• [Document passage]

________________

Privateer Press at TempleCon 2013

The presentation began 10 minutes late. This was better than the 30 minute delay from 2011. They begin with a marketing video for a "MonPoc meets Space Hulk" sequel to their Level 7 board game. The game is completely stand alone from the original Level 7's prison break game play. Next video was a fluff piece for organized play.

No big news, except the inevitable arrival of a global championship called Iron Gauntlet. Iron Gauntlet will happen at Lock and Load 2014, with the first qualifier at Lock and Load 2013. The championship's chief gimmick is mixed faction Divide and Conquer for qualifiers and the Championship itself- bring a Khador list and Trollblood list for same event, etc.. They will have interntional qualifiers in the UK and Britain, and multiple other qualifiers in North America. Following this, my eyes glazed over as they shifted into another marketing video this time for a deck builder.

________________

• [Information shown]
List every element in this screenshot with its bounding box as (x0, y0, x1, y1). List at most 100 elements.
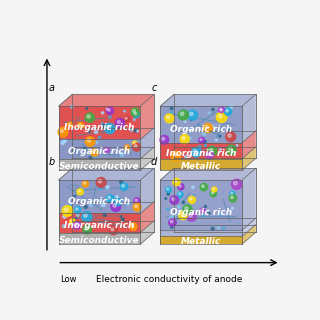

________________

• [Required actions]
[1] Rewrite the stretch of the TempleCon report from "Privateer Press at" through "for organized play.", changing "presentation" to "keynote".
[2] List every video the TempleCon report says was shown during the presentation.
Use only the TempleCon report, not the data.

• [Exercise answers]
[1]
Privateer Press at TempleCon 2013

The keynote began 10 minutes late. This was better than the 30 minute delay from 2011. They begin with a marketing video for a "MonPoc meets Space Hulk" sequel to their Level 7 board game. The game is completely stand alone from the original Level 7's prison break game play. Next video was a fluff piece for organized play.

[2]
- A marketing video for a "MonPoc meets Space Hulk" sequel to the Level 7 board game
- A fluff piece for organized play
- A marketing video for a deck builder